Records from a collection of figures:
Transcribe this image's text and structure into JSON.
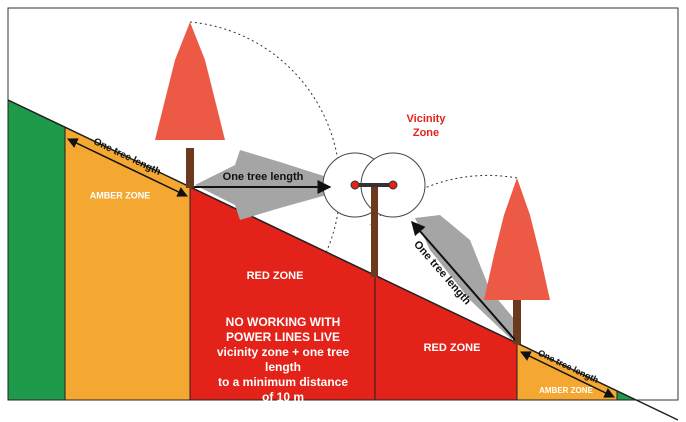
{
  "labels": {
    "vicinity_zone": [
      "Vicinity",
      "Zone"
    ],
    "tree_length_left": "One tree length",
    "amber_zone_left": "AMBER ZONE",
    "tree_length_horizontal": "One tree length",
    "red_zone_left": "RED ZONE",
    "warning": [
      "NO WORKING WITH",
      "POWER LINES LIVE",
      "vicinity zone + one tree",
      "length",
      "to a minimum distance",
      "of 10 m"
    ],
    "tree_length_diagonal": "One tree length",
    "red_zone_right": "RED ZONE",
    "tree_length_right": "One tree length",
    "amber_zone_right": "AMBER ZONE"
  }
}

◆ **TASK BRIEF**
Return every line of the records exactly as given, pictures excluded.

◆ **RESULT FOR THIS EXERCISE**
Transcribe this image's text and structure into JSON.
{
  "labels": {
    "vicinity_zone": [
      "Vicinity",
      "Zone"
    ],
    "tree_length_left": "One tree length",
    "amber_zone_left": "AMBER ZONE",
    "tree_length_horizontal": "One tree length",
    "red_zone_left": "RED ZONE",
    "warning": [
      "NO WORKING WITH",
      "POWER LINES LIVE",
      "vicinity zone + one tree",
      "length",
      "to a minimum distance",
      "of 10 m"
    ],
    "tree_length_diagonal": "One tree length",
    "red_zone_right": "RED ZONE",
    "tree_length_right": "One tree length",
    "amber_zone_right": "AMBER ZONE"
  }
}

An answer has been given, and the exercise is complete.